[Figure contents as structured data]
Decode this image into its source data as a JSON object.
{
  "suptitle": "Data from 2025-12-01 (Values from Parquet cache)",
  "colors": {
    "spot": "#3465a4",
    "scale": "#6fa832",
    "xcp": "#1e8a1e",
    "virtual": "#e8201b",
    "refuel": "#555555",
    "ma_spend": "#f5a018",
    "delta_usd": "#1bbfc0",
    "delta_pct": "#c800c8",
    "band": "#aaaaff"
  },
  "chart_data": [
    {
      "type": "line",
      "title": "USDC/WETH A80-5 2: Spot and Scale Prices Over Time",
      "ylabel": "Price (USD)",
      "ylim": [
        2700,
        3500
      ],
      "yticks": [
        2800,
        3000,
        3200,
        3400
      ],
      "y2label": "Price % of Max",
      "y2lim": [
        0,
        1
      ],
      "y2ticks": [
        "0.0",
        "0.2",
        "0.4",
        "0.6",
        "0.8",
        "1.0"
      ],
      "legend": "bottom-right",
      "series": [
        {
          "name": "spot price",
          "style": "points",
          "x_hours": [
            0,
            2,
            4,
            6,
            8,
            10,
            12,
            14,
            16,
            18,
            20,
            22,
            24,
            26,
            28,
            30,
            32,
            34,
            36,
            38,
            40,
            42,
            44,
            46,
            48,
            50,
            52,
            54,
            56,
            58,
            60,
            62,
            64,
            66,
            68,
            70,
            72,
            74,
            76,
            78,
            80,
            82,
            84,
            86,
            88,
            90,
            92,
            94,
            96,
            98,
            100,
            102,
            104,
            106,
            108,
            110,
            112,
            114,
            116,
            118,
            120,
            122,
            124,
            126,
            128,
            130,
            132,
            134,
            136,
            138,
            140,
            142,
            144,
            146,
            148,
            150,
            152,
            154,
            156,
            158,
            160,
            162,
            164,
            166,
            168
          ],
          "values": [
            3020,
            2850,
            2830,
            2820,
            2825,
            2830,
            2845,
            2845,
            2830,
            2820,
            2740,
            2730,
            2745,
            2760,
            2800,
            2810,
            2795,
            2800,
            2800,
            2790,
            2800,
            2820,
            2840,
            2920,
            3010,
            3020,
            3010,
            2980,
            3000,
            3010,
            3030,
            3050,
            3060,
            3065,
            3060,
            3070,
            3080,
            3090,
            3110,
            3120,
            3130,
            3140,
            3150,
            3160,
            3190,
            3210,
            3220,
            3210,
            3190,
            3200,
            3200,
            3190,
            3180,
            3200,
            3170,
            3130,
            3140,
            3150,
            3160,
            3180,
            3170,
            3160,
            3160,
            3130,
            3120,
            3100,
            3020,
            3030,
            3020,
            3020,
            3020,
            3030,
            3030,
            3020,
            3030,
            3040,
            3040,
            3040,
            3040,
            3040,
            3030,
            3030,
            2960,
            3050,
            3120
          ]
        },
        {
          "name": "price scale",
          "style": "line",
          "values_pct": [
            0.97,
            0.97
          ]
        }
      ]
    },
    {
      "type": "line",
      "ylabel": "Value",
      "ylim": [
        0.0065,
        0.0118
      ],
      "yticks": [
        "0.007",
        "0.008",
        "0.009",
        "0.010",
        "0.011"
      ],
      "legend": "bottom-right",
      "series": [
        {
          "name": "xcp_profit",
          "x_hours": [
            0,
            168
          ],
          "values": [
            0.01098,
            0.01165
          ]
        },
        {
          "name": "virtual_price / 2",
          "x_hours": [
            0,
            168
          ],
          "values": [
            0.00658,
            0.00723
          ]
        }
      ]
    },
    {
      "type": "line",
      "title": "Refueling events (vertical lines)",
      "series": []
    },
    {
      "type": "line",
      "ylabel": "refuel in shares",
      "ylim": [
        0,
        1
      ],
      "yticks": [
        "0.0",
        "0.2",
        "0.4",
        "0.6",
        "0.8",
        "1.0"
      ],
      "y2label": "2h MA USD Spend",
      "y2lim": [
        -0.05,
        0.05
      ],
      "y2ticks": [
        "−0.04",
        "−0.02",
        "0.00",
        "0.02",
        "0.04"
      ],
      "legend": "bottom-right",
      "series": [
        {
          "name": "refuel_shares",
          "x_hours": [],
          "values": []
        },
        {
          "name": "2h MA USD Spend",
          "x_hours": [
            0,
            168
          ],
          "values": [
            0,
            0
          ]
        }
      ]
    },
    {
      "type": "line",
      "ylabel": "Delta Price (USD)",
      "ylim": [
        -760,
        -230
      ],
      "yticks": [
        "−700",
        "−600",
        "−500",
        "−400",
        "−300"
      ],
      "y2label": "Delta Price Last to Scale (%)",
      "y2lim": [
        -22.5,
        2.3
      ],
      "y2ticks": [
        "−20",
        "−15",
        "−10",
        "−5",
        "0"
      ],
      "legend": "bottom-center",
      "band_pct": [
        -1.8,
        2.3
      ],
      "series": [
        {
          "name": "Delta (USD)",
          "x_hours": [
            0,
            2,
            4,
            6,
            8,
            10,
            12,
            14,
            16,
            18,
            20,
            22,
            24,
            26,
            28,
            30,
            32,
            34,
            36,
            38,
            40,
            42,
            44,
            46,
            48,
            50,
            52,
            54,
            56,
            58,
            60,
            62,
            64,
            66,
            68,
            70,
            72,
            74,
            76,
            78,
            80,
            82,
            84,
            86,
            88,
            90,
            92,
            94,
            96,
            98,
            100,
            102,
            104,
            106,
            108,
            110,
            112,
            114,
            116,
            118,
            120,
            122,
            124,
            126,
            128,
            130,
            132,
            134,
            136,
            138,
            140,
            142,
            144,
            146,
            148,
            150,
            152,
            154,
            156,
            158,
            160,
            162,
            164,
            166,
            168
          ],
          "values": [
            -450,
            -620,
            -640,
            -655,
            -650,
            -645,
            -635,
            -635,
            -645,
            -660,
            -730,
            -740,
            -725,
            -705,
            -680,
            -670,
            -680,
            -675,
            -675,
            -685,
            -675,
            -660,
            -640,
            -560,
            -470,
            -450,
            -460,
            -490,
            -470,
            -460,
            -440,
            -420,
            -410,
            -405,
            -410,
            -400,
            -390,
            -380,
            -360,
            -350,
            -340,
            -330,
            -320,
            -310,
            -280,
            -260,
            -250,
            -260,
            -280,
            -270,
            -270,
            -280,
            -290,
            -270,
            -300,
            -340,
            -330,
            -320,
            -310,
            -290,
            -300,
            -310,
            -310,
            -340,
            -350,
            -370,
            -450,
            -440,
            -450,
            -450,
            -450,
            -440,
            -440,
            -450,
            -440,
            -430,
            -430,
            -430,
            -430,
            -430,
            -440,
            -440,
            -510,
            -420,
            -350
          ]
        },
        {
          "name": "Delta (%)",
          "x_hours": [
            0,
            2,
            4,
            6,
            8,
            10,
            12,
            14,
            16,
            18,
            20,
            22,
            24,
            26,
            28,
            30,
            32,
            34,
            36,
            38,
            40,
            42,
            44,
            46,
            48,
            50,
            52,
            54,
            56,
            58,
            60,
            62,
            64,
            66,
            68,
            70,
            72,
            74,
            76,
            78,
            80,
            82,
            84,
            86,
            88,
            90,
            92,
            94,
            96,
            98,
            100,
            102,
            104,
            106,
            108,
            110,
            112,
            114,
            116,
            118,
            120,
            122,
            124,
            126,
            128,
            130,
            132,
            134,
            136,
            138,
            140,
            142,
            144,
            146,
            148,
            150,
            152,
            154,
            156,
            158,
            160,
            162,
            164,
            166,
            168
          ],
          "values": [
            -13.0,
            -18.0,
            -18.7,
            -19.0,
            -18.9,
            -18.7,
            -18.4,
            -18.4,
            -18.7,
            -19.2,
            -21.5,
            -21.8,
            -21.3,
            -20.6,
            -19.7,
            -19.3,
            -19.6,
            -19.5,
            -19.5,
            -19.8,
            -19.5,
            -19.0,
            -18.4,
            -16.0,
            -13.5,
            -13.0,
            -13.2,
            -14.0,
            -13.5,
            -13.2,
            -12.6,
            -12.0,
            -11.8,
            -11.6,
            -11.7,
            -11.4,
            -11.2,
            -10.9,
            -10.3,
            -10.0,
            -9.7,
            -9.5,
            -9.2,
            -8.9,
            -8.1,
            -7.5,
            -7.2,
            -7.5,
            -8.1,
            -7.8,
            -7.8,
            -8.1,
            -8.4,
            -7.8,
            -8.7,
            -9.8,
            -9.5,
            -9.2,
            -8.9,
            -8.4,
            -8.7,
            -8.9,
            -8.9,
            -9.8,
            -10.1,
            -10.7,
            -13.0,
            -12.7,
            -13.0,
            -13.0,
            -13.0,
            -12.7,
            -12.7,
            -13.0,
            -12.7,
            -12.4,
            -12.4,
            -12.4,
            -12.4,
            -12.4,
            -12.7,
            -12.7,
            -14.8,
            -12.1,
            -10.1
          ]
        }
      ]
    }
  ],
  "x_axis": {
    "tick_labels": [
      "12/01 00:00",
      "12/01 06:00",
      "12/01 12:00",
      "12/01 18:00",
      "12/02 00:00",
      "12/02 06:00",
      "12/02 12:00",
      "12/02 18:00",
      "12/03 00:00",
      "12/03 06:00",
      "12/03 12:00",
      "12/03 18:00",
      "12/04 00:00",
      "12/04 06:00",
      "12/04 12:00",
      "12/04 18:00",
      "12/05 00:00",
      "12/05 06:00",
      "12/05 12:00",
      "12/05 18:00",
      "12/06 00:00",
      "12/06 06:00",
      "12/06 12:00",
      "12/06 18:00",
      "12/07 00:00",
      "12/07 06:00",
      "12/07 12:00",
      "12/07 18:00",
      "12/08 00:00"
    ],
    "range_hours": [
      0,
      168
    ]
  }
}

What the task requires. From the entries above, copy out every line where the string "ylabel" appears.

Reply to the task.
      "ylabel": "Price (USD)",
      "ylabel": "Value",
      "ylabel": "refuel in shares",
      "ylabel": "Delta Price (USD)",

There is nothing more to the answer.